■ **PROBLEM DESCRIPTION**
Write out every record below exactly as it appears.

Dataset records:
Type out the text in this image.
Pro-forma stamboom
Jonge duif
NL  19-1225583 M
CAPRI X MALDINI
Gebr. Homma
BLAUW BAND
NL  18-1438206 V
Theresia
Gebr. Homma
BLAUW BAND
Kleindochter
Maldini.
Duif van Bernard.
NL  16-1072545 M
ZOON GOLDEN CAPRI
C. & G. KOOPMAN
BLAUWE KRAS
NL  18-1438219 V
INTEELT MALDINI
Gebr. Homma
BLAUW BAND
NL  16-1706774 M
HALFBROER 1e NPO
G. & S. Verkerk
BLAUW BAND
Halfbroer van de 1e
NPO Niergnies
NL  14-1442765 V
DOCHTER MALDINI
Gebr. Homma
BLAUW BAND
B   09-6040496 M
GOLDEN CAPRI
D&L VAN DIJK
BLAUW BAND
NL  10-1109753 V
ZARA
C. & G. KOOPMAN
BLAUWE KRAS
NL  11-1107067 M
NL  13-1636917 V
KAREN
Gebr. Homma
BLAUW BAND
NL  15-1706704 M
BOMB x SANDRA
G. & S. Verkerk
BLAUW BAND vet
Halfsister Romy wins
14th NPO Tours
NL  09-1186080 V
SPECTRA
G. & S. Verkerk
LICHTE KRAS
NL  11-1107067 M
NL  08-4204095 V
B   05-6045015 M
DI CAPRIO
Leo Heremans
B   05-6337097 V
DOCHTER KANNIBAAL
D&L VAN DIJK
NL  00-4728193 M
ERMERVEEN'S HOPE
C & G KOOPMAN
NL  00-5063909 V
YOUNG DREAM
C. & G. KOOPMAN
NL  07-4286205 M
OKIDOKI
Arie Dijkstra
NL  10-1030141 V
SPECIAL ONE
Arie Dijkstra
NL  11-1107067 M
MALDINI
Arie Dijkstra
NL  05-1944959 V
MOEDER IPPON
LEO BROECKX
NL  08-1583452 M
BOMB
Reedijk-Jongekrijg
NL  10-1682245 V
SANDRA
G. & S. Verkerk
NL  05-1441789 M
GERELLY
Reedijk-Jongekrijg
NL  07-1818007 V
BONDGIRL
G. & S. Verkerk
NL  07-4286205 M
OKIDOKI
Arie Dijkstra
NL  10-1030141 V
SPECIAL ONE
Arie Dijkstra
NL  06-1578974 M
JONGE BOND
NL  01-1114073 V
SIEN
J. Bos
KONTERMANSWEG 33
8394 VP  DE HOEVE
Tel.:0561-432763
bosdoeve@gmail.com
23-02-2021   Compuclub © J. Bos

■ **WRITTEN ANSWER**
Type out the text in this image.
Pro-forma stamboom
Jonge duif
NL  19-1225583 M
CAPRI X MALDINI
Gebr. Homma
BLAUW BAND
NL  18-1438206 V
Theresia
Gebr. Homma
BLAUW BAND
Kleindochter
Maldini.
Duif van Bernard.
NL  16-1072545 M
ZOON GOLDEN CAPRI
C. & G. KOOPMAN
BLAUWE KRAS
NL  18-1438219 V
INTEELT MALDINI
Gebr. Homma
BLAUW BAND
NL  16-1706774 M
HALFBROER 1e NPO
G. & S. Verkerk
BLAUW BAND
Halfbroer van de 1e
NPO Niergnies
NL  14-1442765 V
DOCHTER MALDINI
Gebr. Homma
BLAUW BAND
B   09-6040496 M
GOLDEN CAPRI
D&L VAN DIJK
BLAUW BAND
NL  10-1109753 V
ZARA
C. & G. KOOPMAN
BLAUWE KRAS
NL  11-1107067 M
NL  13-1636917 V
KAREN
Gebr. Homma
BLAUW BAND
NL  15-1706704 M
BOMB x SANDRA
G. & S. Verkerk
BLAUW BAND vet
Halfsister Romy wins
14th NPO Tours
NL  09-1186080 V
SPECTRA
G. & S. Verkerk
LICHTE KRAS
NL  11-1107067 M
NL  08-4204095 V
B   05-6045015 M
DI CAPRIO
Leo Heremans
B   05-6337097 V
DOCHTER KANNIBAAL
D&L VAN DIJK
NL  00-4728193 M
ERMERVEEN'S HOPE
C & G KOOPMAN
NL  00-5063909 V
YOUNG DREAM
C. & G. KOOPMAN
NL  07-4286205 M
OKIDOKI
Arie Dijkstra
NL  10-1030141 V
SPECIAL ONE
Arie Dijkstra
NL  11-1107067 M
MALDINI
Arie Dijkstra
NL  05-1944959 V
MOEDER IPPON
LEO BROECKX
NL  08-1583452 M
BOMB
Reedijk-Jongekrijg
NL  10-1682245 V
SANDRA
G. & S. Verkerk
NL  05-1441789 M
GERELLY
Reedijk-Jongekrijg
NL  07-1818007 V
BONDGIRL
G. & S. Verkerk
NL  07-4286205 M
OKIDOKI
Arie Dijkstra
NL  10-1030141 V
SPECIAL ONE
Arie Dijkstra
NL  06-1578974 M
JONGE BOND
NL  01-1114073 V
SIEN
J. Bos
KONTERMANSWEG 33
8394 VP  DE HOEVE
Tel.:0561-432763
bosdoeve@gmail.com
23-02-2021   Compuclub © J. Bos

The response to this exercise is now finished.